### What is needed:
Go through the lines below. Copy those with "content".

### Supplied records:
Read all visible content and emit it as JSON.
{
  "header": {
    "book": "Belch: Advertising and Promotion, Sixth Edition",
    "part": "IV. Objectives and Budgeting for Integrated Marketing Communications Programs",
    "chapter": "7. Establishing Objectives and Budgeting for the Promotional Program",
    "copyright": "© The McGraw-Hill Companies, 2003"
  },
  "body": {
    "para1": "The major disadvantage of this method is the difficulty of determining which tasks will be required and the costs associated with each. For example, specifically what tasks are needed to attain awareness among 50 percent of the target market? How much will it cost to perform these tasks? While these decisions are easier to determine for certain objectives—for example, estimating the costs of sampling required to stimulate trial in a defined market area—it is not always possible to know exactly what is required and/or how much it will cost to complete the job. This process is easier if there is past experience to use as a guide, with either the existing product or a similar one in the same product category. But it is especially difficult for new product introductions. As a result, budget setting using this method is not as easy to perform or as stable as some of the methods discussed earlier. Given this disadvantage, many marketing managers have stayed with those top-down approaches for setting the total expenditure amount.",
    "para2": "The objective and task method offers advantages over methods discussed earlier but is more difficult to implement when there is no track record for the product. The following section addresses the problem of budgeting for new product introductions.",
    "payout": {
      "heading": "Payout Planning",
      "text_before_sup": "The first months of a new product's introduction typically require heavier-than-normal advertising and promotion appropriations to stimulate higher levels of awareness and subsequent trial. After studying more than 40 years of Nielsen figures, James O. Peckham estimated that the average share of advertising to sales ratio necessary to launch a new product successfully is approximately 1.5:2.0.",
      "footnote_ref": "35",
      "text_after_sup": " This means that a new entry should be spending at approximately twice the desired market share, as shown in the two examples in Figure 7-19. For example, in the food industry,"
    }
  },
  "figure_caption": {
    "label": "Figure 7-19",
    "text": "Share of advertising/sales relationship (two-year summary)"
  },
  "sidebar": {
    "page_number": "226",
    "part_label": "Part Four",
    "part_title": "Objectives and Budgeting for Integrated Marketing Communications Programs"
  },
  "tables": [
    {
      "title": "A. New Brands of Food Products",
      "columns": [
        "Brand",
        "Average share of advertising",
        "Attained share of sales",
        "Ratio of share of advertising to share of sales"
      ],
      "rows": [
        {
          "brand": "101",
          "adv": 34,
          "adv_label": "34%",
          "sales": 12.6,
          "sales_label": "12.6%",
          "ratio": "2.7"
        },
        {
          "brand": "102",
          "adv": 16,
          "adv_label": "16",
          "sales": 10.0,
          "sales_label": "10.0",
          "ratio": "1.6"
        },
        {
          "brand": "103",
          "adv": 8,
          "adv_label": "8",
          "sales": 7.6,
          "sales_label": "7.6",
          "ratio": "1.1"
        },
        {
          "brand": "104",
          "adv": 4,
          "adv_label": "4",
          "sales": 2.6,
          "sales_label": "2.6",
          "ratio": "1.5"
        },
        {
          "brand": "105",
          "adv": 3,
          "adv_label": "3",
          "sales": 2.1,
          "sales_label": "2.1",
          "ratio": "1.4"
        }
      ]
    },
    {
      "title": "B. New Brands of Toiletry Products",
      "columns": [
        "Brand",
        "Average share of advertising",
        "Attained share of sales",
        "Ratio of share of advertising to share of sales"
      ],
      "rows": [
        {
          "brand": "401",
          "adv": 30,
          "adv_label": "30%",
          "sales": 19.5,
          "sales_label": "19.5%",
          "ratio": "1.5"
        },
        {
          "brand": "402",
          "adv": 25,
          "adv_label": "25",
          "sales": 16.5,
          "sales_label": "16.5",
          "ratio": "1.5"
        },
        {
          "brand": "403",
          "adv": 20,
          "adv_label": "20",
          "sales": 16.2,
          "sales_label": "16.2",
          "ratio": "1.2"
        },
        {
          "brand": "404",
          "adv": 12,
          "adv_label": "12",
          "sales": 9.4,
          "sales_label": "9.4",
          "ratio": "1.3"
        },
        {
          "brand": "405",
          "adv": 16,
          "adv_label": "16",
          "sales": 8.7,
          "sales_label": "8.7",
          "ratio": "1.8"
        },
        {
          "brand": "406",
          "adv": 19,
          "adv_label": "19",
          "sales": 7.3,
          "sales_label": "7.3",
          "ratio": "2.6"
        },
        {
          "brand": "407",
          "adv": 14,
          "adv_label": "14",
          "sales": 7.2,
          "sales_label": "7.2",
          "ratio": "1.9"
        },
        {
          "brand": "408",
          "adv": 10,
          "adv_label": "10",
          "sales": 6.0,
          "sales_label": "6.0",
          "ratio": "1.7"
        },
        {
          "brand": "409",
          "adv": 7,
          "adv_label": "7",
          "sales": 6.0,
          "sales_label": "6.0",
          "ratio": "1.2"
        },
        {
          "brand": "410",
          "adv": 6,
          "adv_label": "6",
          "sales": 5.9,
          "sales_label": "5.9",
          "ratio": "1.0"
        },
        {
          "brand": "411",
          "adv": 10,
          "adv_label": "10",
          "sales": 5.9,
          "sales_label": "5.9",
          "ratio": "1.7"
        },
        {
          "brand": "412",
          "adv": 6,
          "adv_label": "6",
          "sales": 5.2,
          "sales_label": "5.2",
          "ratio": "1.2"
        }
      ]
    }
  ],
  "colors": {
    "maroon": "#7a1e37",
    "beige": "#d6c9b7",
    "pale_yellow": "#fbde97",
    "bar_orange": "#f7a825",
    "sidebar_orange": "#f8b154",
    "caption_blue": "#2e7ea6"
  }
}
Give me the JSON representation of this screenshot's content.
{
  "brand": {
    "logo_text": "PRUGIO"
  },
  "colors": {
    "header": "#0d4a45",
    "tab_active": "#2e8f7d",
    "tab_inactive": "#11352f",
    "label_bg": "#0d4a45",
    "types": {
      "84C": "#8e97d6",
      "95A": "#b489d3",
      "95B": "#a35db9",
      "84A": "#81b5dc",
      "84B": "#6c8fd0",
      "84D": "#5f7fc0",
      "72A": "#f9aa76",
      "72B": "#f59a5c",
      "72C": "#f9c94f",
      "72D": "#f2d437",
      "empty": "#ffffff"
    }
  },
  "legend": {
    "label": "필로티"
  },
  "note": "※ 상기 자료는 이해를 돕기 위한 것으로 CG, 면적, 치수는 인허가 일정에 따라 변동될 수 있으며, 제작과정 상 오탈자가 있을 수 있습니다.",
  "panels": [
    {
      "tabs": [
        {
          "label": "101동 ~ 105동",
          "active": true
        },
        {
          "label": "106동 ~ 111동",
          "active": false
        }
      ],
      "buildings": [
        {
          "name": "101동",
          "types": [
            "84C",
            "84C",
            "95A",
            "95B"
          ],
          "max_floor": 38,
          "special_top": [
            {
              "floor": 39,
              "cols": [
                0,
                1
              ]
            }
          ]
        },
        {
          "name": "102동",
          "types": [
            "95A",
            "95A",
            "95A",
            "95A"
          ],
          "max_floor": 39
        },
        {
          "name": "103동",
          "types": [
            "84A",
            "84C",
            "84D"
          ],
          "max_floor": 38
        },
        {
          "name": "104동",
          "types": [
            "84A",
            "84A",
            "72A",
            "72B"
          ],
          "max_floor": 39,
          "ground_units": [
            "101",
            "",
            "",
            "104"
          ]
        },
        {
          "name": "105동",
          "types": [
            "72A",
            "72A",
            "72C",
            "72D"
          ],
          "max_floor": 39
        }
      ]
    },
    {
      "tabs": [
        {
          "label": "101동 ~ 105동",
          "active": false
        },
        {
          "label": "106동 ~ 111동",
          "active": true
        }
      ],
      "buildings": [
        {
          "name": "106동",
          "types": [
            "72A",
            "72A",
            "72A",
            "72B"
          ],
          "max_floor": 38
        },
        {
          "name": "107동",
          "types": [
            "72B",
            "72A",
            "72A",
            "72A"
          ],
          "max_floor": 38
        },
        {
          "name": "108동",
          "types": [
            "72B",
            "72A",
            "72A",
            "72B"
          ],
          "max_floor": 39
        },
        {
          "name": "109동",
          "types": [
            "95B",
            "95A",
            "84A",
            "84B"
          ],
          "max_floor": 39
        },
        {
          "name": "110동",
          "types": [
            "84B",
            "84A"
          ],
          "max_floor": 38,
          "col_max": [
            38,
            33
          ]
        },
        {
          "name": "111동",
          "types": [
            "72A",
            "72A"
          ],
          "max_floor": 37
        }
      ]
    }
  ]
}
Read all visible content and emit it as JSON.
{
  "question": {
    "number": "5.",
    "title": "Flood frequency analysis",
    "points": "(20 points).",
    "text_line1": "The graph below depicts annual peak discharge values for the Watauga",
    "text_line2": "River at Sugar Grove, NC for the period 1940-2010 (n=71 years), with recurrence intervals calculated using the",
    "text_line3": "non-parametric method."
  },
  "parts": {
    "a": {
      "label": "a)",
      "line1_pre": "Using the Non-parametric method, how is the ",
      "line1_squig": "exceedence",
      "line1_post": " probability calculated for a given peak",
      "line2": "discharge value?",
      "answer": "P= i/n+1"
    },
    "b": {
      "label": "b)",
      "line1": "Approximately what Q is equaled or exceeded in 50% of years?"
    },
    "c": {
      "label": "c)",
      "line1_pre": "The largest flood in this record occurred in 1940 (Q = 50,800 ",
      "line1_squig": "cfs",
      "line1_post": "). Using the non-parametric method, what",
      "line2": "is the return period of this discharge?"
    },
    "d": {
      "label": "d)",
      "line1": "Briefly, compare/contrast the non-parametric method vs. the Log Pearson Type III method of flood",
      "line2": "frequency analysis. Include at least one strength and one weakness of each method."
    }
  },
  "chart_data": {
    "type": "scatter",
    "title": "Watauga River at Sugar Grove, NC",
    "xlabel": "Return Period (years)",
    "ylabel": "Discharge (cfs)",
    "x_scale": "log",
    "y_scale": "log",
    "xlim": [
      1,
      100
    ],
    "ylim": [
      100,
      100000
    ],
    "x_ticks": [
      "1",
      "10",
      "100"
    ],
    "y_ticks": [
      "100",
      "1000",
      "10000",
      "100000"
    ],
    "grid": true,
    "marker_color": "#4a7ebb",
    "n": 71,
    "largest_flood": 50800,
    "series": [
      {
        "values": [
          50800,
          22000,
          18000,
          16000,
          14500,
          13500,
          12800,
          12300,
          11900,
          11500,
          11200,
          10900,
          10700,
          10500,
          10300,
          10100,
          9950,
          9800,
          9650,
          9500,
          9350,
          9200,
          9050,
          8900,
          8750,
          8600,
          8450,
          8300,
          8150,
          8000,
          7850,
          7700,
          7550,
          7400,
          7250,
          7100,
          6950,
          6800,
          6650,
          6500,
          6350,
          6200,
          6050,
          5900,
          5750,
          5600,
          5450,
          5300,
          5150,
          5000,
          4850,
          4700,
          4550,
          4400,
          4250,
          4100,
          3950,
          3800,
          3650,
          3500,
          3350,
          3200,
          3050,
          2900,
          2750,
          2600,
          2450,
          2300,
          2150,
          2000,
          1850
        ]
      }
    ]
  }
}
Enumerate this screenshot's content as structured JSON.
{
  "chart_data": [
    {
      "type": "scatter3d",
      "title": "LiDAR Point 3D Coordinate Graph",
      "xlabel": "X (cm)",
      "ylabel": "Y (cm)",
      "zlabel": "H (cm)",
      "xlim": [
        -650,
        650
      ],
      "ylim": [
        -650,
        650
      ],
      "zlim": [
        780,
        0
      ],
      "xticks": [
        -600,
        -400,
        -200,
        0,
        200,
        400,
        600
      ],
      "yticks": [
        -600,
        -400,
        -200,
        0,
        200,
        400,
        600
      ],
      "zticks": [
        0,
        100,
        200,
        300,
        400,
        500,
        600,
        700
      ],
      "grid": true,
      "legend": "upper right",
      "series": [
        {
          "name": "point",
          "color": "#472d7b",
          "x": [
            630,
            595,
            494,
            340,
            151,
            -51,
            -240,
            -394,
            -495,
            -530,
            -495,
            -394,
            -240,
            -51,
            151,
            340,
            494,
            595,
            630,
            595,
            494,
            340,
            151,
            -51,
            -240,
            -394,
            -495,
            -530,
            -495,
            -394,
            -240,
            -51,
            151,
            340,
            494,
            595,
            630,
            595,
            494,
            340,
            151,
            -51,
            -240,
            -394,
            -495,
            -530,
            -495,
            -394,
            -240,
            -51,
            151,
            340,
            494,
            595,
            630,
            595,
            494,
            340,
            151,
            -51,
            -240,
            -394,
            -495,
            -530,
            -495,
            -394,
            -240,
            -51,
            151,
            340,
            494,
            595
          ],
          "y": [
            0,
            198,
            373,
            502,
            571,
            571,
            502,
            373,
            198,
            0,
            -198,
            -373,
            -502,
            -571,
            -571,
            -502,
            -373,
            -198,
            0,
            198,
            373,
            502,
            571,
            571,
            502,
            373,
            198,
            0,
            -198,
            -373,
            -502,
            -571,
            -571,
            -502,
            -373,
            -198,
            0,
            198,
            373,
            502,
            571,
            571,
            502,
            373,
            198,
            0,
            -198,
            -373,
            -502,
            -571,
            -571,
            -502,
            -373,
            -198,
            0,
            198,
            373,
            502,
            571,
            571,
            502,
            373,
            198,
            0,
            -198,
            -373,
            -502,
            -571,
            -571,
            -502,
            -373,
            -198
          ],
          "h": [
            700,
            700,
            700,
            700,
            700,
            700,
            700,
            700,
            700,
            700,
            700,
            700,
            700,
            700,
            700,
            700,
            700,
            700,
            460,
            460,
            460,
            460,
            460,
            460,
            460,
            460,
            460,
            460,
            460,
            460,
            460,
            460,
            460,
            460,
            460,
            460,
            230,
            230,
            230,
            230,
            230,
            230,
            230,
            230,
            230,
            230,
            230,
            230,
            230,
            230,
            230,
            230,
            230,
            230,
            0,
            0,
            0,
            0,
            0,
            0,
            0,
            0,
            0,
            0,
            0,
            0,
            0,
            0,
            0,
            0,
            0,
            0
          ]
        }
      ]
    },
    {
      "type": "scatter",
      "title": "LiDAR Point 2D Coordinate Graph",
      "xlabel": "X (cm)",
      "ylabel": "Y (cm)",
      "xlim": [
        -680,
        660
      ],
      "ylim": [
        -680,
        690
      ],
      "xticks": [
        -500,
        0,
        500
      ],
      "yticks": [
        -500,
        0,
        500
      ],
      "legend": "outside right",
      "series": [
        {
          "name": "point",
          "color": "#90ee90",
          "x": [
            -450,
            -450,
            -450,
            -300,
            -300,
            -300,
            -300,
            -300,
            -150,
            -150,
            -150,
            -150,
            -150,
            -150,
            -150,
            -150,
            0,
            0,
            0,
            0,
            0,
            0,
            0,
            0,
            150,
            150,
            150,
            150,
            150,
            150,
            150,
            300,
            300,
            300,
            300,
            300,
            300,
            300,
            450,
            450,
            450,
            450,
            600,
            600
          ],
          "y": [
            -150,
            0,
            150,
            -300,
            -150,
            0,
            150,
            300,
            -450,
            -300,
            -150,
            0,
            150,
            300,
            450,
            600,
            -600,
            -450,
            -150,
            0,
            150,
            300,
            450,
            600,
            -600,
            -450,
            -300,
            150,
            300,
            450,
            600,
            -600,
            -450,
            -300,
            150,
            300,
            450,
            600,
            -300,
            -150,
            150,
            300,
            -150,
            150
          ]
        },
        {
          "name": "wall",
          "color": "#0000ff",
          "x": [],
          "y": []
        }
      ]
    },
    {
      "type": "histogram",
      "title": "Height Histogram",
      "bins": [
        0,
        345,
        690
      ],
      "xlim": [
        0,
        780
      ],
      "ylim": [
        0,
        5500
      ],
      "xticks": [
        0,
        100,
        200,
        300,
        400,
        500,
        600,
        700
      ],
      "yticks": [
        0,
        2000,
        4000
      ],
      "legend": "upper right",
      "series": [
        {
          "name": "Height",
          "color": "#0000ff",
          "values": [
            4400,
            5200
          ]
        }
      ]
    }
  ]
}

### Exercise answer:
Read all visible content and emit it as JSON.
Give me the JSON representation of this screenshot's content.
Read all visible content and emit it as JSON.
Enumerate this screenshot's content as structured JSON.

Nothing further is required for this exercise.